**TASK BRIEF:**
Count lines, not occurrences: give the number of lines holding the word "coordinate", and nothing besides.

______________________________

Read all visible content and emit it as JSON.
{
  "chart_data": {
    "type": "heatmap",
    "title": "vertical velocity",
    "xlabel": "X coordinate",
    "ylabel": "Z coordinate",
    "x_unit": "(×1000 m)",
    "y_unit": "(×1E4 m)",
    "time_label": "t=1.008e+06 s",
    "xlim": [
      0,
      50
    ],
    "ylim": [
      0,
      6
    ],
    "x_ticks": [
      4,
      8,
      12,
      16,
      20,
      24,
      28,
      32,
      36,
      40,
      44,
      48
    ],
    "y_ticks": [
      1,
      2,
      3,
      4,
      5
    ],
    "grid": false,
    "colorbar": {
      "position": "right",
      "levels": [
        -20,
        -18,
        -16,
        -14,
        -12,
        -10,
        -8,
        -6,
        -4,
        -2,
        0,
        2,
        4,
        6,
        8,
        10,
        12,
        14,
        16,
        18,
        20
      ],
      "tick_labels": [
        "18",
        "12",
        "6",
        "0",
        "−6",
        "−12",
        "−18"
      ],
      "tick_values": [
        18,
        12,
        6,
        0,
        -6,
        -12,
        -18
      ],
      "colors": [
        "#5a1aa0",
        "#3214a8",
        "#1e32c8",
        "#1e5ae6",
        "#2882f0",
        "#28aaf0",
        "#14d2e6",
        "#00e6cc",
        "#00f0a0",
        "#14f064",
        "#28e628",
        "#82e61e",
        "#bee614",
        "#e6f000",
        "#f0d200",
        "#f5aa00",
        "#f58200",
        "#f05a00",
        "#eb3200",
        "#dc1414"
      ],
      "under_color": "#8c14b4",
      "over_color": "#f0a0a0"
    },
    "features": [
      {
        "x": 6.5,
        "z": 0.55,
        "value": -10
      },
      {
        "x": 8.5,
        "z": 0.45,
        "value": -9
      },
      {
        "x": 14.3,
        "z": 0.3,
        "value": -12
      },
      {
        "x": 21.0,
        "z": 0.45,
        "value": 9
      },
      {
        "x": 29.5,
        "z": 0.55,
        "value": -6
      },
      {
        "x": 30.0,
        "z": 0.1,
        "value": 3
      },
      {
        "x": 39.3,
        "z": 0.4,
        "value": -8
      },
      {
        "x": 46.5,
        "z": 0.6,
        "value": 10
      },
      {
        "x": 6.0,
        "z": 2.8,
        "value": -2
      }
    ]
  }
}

______________________________

**OUTPUT BELOW:**
2